[Recorded information]

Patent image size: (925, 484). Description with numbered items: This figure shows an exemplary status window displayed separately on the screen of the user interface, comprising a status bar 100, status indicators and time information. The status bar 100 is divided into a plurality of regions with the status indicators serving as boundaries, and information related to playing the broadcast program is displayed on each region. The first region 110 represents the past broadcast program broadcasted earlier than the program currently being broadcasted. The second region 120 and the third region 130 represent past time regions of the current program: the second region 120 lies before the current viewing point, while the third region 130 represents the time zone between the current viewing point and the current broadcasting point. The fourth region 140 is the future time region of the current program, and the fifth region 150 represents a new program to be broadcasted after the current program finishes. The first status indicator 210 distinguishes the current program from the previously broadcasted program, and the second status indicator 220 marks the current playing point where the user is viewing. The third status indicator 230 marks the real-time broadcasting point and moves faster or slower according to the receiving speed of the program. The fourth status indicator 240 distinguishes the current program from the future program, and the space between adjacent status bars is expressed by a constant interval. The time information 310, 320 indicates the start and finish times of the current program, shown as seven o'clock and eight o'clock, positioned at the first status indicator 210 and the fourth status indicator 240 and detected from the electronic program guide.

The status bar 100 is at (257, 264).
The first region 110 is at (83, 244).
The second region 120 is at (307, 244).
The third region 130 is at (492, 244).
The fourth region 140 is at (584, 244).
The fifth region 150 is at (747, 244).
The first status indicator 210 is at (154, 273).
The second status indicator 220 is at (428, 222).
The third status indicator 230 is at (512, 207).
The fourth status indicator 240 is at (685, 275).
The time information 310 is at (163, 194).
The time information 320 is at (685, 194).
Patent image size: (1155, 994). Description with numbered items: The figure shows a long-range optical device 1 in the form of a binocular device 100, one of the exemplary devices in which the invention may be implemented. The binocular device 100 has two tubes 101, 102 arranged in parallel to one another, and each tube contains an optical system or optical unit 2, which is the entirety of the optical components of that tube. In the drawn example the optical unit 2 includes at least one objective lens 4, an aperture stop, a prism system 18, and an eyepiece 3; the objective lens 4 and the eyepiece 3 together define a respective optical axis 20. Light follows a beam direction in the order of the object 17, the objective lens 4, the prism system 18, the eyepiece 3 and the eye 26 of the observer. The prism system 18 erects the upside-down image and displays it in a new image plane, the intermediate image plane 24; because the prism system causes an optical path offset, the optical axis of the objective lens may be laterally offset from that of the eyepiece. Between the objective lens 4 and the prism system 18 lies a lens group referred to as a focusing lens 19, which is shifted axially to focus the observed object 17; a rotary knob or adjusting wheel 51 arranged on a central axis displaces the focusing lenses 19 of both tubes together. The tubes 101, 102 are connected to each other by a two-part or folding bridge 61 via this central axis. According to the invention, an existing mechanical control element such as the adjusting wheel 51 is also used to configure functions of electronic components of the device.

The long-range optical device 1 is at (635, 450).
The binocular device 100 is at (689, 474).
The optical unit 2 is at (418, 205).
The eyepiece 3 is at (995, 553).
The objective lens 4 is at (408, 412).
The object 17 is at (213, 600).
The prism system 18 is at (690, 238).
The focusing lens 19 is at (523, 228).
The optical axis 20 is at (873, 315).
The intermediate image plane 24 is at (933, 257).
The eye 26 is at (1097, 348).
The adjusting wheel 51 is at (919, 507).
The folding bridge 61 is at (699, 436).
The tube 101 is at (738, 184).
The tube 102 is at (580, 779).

[Aim] Quote the items verbatim, starting at the very first line and ending with the line containing "The time information 320 is at (685, 194).", with that line included.

[Task answer]
Patent image size: (925, 484). Description with numbered items: This figure shows an exemplary status window displayed separately on the screen of the user interface, comprising a status bar 100, status indicators and time information. The status bar 100 is divided into a plurality of regions with the status indicators serving as boundaries, and information related to playing the broadcast program is displayed on each region. The first region 110 represents the past broadcast program broadcasted earlier than the program currently being broadcasted. The second region 120 and the third region 130 represent past time regions of the current program: the second region 120 lies before the current viewing point, while the third region 130 represents the time zone between the current viewing point and the current broadcasting point. The fourth region 140 is the future time region of the current program, and the fifth region 150 represents a new program to be broadcasted after the current program finishes. The first status indicator 210 distinguishes the current program from the previously broadcasted program, and the second status indicator 220 marks the current playing point where the user is viewing. The third status indicator 230 marks the real-time broadcasting point and moves faster or slower according to the receiving speed of the program. The fourth status indicator 240 distinguishes the current program from the future program, and the space between adjacent status bars is expressed by a constant interval. The time information 310, 320 indicates the start and finish times of the current program, shown as seven o'clock and eight o'clock, positioned at the first status indicator 210 and the fourth status indicator 240 and detected from the electronic program guide.

The status bar 100 is at (257, 264).
The first region 110 is at (83, 244).
The second region 120 is at (307, 244).
The third region 130 is at (492, 244).
The fourth region 140 is at (584, 244).
The fifth region 150 is at (747, 244).
The first status indicator 210 is at (154, 273).
The second status indicator 220 is at (428, 222).
The third status indicator 230 is at (512, 207).
The fourth status indicator 240 is at (685, 275).
The time information 310 is at (163, 194).
The time information 320 is at (685, 194).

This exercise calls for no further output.